»»

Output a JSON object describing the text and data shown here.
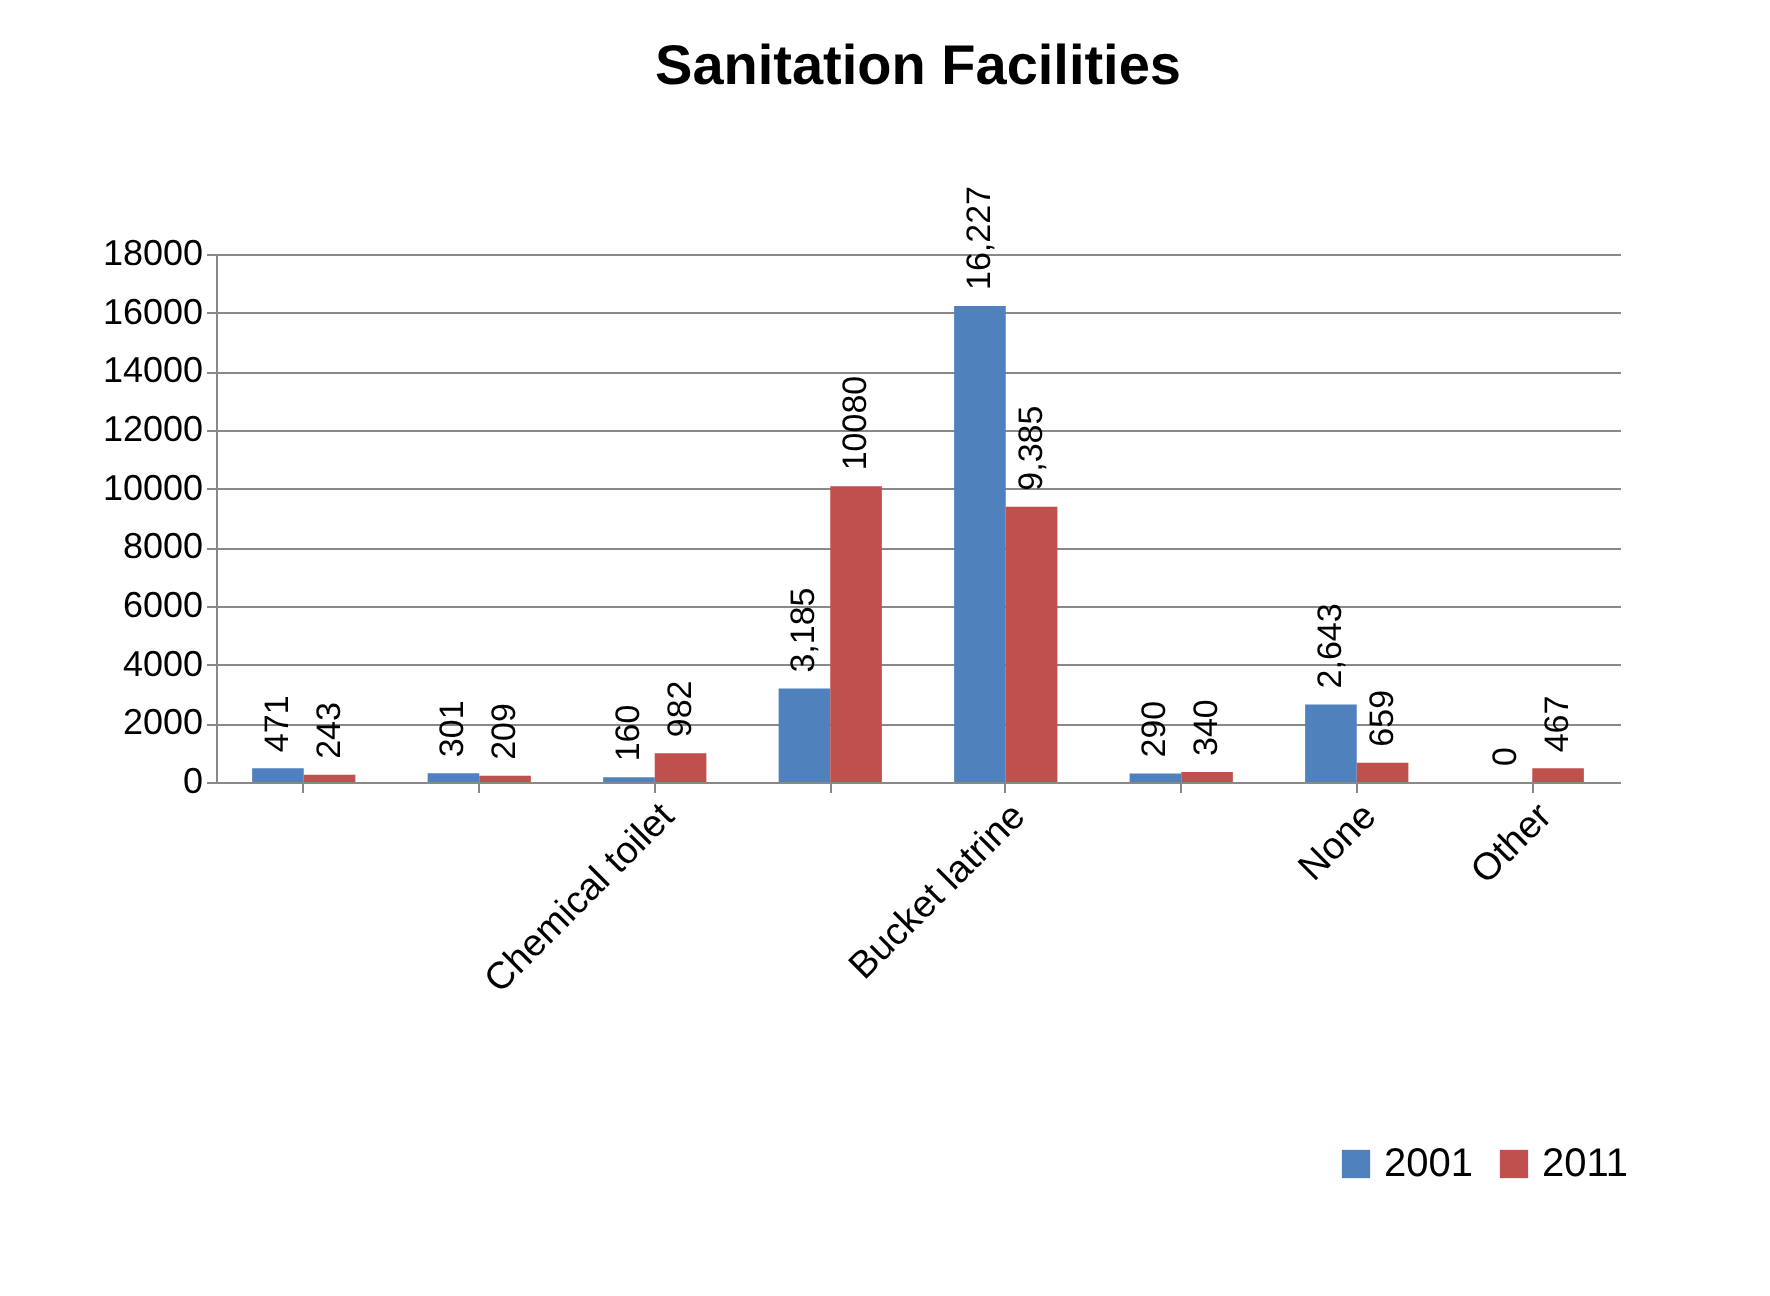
{
  "chart_data": {
    "type": "bar",
    "title": "Sanitation Facilities",
    "categories": [
      null,
      null,
      "Chemical toilet",
      null,
      "Bucket latrine",
      null,
      "None",
      "Other"
    ],
    "series": [
      {
        "name": "2001",
        "color": "#4f81bd",
        "values": [
          471,
          301,
          160,
          3185,
          16227,
          290,
          2643,
          0
        ],
        "value_labels": [
          "471",
          "301",
          "160",
          "3,185",
          "16,227",
          "290",
          "2,643",
          "0"
        ]
      },
      {
        "name": "2011",
        "color": "#c0504d",
        "values": [
          243,
          209,
          982,
          10080,
          9385,
          340,
          659,
          467
        ],
        "value_labels": [
          "243",
          "209",
          "982",
          "10080",
          "9,385",
          "340",
          "659",
          "467"
        ]
      }
    ],
    "ylim": [
      0,
      18000
    ],
    "yticks": [
      0,
      2000,
      4000,
      6000,
      8000,
      10000,
      12000,
      14000,
      16000,
      18000
    ],
    "grid": "y",
    "legend": "bottom right"
  }
}
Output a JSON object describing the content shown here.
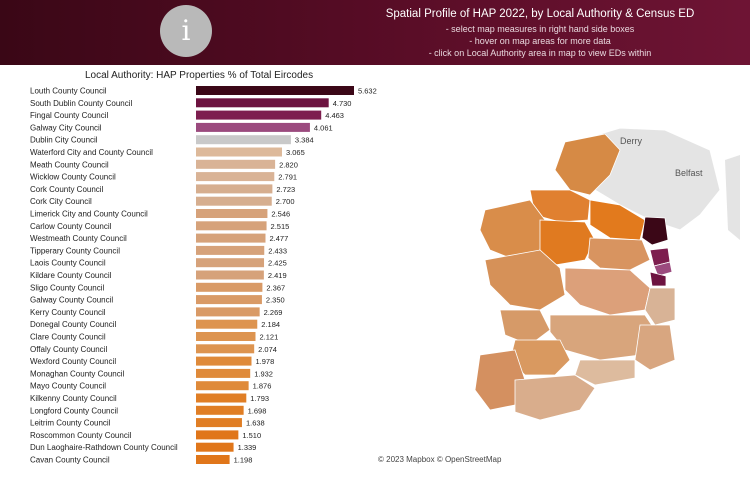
{
  "header": {
    "info_icon": "i",
    "title": "Spatial Profile of HAP 2022, by Local Authority & Census ED",
    "lines": [
      "- select map measures in right hand side boxes",
      "- hover on map areas for more data",
      "- click on Local Authority area in map to view EDs within"
    ],
    "background_color": "#4b0a1f"
  },
  "chart_data": {
    "type": "bar",
    "orientation": "horizontal",
    "title": "Local Authority: HAP Properties % of Total Eircodes",
    "categories": [
      "Louth County Council",
      "South Dublin County Council",
      "Fingal County Council",
      "Galway City Council",
      "Dublin City Council",
      "Waterford City and County Council",
      "Meath County Council",
      "Wicklow County Council",
      "Cork County Council",
      "Cork City Council",
      "Limerick City and County Council",
      "Carlow County Council",
      "Westmeath County Council",
      "Tipperary County Council",
      "Laois County Council",
      "Kildare County Council",
      "Sligo County Council",
      "Galway County Council",
      "Kerry County Council",
      "Donegal County Council",
      "Clare County Council",
      "Offaly County Council",
      "Wexford County Council",
      "Monaghan County Council",
      "Mayo County Council",
      "Kilkenny County Council",
      "Longford County Council",
      "Leitrim County Council",
      "Roscommon County Council",
      "Dun Laoghaire-Rathdown County Council",
      "Cavan County Council"
    ],
    "values": [
      5.632,
      4.73,
      4.463,
      4.061,
      3.384,
      3.065,
      2.82,
      2.791,
      2.723,
      2.7,
      2.546,
      2.515,
      2.477,
      2.433,
      2.425,
      2.419,
      2.367,
      2.35,
      2.269,
      2.184,
      2.121,
      2.074,
      1.978,
      1.932,
      1.876,
      1.793,
      1.698,
      1.638,
      1.51,
      1.339,
      1.198
    ],
    "value_labels": [
      "5.632",
      "4.730",
      "4.463",
      "4.061",
      "3.384",
      "3.065",
      "2.820",
      "2.791",
      "2.723",
      "2.700",
      "2.546",
      "2.515",
      "2.477",
      "2.433",
      "2.425",
      "2.419",
      "2.367",
      "2.350",
      "2.269",
      "2.184",
      "2.121",
      "2.074",
      "1.978",
      "1.932",
      "1.876",
      "1.793",
      "1.698",
      "1.638",
      "1.510",
      "1.339",
      "1.198"
    ],
    "colors": [
      "#3b0717",
      "#6d1340",
      "#7d1e4f",
      "#9b4a7e",
      "#c9c9c9",
      "#ddb99a",
      "#d9b396",
      "#d9b396",
      "#d6ae8f",
      "#d6ae8f",
      "#d6a27a",
      "#d6a27a",
      "#d6a27a",
      "#d6a27a",
      "#d6a27a",
      "#d6a27a",
      "#d99a66",
      "#d99a66",
      "#d99a66",
      "#dd9450",
      "#dd9450",
      "#dd9450",
      "#df8a3a",
      "#df8a3a",
      "#df8a3a",
      "#e07e25",
      "#e07e25",
      "#e07e25",
      "#e0761a",
      "#e0761a",
      "#e0761a"
    ],
    "xlim": [
      0,
      5.632
    ]
  },
  "map": {
    "labels": [
      "Derry",
      "Belfast"
    ],
    "copyright": "© 2023 Mapbox  © OpenStreetMap"
  }
}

««

Task
Return to the listing above and set it down exactly, leaving out its pictures.

Complete answer
Output a JSON object describing the text and data shown here.
{
  "chart_data": {
    "type": "bar",
    "title": "Sanitation Facilities",
    "categories": [
      null,
      null,
      "Chemical toilet",
      null,
      "Bucket latrine",
      null,
      "None",
      "Other"
    ],
    "series": [
      {
        "name": "2001",
        "color": "#4f81bd",
        "values": [
          471,
          301,
          160,
          3185,
          16227,
          290,
          2643,
          0
        ],
        "value_labels": [
          "471",
          "301",
          "160",
          "3,185",
          "16,227",
          "290",
          "2,643",
          "0"
        ]
      },
      {
        "name": "2011",
        "color": "#c0504d",
        "values": [
          243,
          209,
          982,
          10080,
          9385,
          340,
          659,
          467
        ],
        "value_labels": [
          "243",
          "209",
          "982",
          "10080",
          "9,385",
          "340",
          "659",
          "467"
        ]
      }
    ],
    "ylim": [
      0,
      18000
    ],
    "yticks": [
      0,
      2000,
      4000,
      6000,
      8000,
      10000,
      12000,
      14000,
      16000,
      18000
    ],
    "grid": "y",
    "legend": "bottom right"
  }
}
Output a JSON object describing the content shown here.
{
  "header": {
    "info_icon": "i",
    "title": "Spatial Profile of HAP 2022, by Local Authority & Census ED",
    "lines": [
      "- select map measures in right hand side boxes",
      "- hover on map areas for more data",
      "- click on Local Authority area in map to view EDs within"
    ],
    "background_color": "#4b0a1f"
  },
  "chart_data": {
    "type": "bar",
    "orientation": "horizontal",
    "title": "Local Authority: HAP Properties % of Total Eircodes",
    "categories": [
      "Louth County Council",
      "South Dublin County Council",
      "Fingal County Council",
      "Galway City Council",
      "Dublin City Council",
      "Waterford City and County Council",
      "Meath County Council",
      "Wicklow County Council",
      "Cork County Council",
      "Cork City Council",
      "Limerick City and County Council",
      "Carlow County Council",
      "Westmeath County Council",
      "Tipperary County Council",
      "Laois County Council",
      "Kildare County Council",
      "Sligo County Council",
      "Galway County Council",
      "Kerry County Council",
      "Donegal County Council",
      "Clare County Council",
      "Offaly County Council",
      "Wexford County Council",
      "Monaghan County Council",
      "Mayo County Council",
      "Kilkenny County Council",
      "Longford County Council",
      "Leitrim County Council",
      "Roscommon County Council",
      "Dun Laoghaire-Rathdown County Council",
      "Cavan County Council"
    ],
    "values": [
      5.632,
      4.73,
      4.463,
      4.061,
      3.384,
      3.065,
      2.82,
      2.791,
      2.723,
      2.7,
      2.546,
      2.515,
      2.477,
      2.433,
      2.425,
      2.419,
      2.367,
      2.35,
      2.269,
      2.184,
      2.121,
      2.074,
      1.978,
      1.932,
      1.876,
      1.793,
      1.698,
      1.638,
      1.51,
      1.339,
      1.198
    ],
    "value_labels": [
      "5.632",
      "4.730",
      "4.463",
      "4.061",
      "3.384",
      "3.065",
      "2.820",
      "2.791",
      "2.723",
      "2.700",
      "2.546",
      "2.515",
      "2.477",
      "2.433",
      "2.425",
      "2.419",
      "2.367",
      "2.350",
      "2.269",
      "2.184",
      "2.121",
      "2.074",
      "1.978",
      "1.932",
      "1.876",
      "1.793",
      "1.698",
      "1.638",
      "1.510",
      "1.339",
      "1.198"
    ],
    "colors": [
      "#3b0717",
      "#6d1340",
      "#7d1e4f",
      "#9b4a7e",
      "#c9c9c9",
      "#ddb99a",
      "#d9b396",
      "#d9b396",
      "#d6ae8f",
      "#d6ae8f",
      "#d6a27a",
      "#d6a27a",
      "#d6a27a",
      "#d6a27a",
      "#d6a27a",
      "#d6a27a",
      "#d99a66",
      "#d99a66",
      "#d99a66",
      "#dd9450",
      "#dd9450",
      "#dd9450",
      "#df8a3a",
      "#df8a3a",
      "#df8a3a",
      "#e07e25",
      "#e07e25",
      "#e07e25",
      "#e0761a",
      "#e0761a",
      "#e0761a"
    ],
    "xlim": [
      0,
      5.632
    ]
  },
  "map": {
    "labels": [
      "Derry",
      "Belfast"
    ],
    "copyright": "© 2023 Mapbox  © OpenStreetMap"
  }
}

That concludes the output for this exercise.